Select lines where the word "this" appears.

## Records that describe figures
-=-=-=-=-

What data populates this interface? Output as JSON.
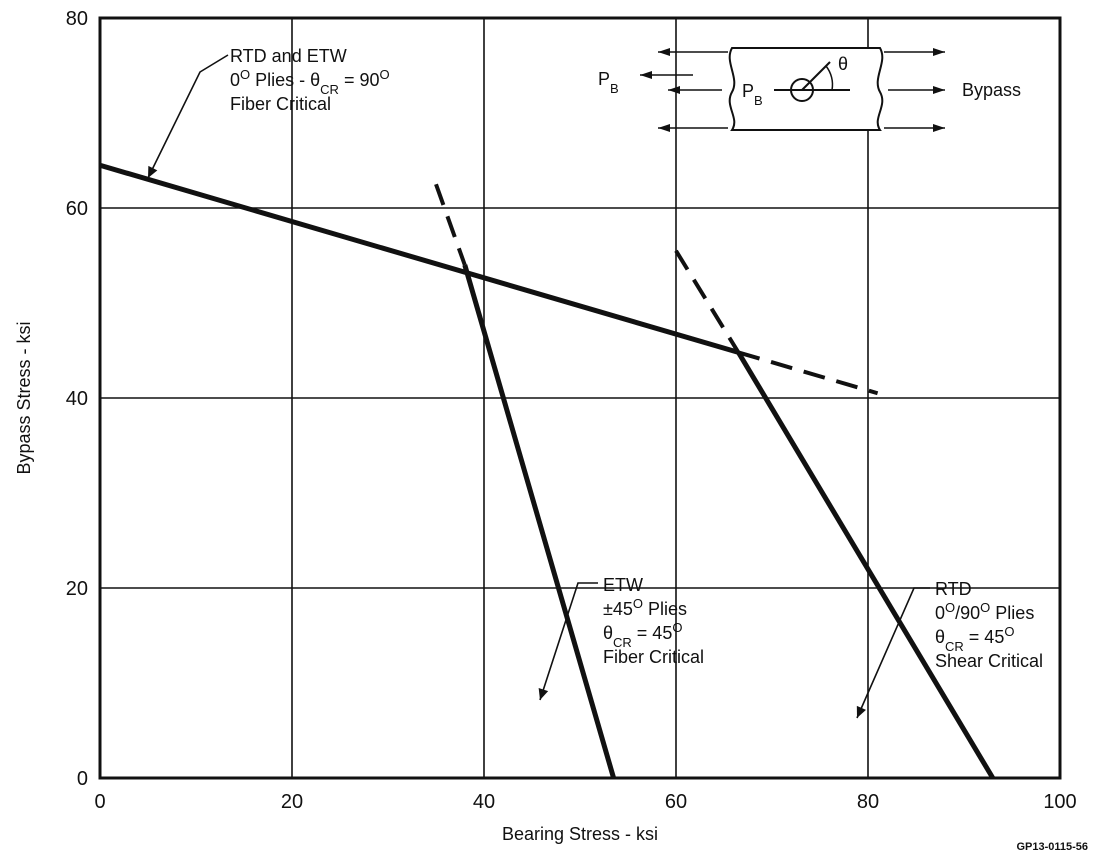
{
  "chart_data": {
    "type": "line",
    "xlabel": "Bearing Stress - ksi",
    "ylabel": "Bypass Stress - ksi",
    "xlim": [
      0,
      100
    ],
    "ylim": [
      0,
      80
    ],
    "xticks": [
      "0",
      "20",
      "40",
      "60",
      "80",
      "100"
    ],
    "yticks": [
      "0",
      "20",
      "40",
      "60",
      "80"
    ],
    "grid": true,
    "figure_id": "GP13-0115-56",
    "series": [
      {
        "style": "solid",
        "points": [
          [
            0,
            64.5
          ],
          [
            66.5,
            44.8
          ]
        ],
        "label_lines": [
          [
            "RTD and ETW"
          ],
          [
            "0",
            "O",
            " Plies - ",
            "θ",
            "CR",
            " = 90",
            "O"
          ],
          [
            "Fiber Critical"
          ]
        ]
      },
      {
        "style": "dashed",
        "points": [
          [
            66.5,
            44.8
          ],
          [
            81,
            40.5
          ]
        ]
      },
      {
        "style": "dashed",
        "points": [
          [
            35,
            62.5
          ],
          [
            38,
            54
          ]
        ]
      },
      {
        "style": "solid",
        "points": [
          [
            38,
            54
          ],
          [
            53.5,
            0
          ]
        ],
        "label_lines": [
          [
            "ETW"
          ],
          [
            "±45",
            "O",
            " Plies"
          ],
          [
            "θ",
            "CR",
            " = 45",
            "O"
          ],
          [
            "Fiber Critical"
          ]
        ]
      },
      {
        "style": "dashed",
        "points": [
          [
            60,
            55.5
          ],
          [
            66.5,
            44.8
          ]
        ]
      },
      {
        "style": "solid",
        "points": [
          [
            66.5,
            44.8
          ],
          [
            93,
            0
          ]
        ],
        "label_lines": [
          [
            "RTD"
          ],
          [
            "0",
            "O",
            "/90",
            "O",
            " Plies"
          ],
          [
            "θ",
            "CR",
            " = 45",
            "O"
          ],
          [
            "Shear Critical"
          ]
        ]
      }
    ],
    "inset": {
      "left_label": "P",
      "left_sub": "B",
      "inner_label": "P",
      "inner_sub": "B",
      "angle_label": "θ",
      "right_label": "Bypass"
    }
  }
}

-=-=-=-=-

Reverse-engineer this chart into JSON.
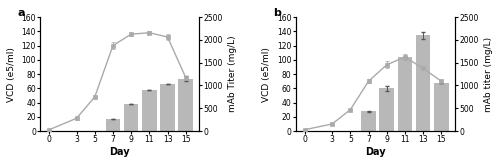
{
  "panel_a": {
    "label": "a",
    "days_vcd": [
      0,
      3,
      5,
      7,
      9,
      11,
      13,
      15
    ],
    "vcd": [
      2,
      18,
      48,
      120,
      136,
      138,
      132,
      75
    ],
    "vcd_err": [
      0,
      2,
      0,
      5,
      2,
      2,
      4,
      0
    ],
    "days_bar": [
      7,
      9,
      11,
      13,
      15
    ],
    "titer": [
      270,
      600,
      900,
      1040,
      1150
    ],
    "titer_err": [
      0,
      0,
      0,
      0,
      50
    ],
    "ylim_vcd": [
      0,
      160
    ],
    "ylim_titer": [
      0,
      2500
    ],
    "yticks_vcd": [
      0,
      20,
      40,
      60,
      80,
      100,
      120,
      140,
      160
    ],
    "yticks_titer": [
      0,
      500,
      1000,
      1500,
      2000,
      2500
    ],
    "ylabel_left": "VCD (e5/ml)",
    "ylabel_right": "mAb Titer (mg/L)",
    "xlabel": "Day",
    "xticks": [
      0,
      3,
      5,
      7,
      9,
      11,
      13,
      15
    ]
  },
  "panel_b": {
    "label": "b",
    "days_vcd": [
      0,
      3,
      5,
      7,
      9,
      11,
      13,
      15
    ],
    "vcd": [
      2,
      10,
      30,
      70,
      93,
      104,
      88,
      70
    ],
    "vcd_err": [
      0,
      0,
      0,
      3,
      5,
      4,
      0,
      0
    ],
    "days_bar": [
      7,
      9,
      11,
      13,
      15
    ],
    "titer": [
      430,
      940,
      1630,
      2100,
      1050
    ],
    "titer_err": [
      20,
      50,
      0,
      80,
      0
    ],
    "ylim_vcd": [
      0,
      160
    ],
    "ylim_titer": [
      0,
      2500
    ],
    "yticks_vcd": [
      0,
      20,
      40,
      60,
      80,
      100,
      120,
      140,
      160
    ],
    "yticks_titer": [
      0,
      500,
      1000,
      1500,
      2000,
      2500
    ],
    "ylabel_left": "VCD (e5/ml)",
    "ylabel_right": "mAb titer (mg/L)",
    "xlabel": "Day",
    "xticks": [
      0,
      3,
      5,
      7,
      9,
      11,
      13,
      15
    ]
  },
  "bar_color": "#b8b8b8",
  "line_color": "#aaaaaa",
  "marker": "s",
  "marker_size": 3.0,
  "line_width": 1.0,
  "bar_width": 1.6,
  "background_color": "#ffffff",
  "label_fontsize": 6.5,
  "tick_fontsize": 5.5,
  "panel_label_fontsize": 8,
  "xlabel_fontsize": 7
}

-=-=-=-=-

## TASK RESULT
What data populates this interface? Output as JSON.
Reverse-engineer this chart into JSON.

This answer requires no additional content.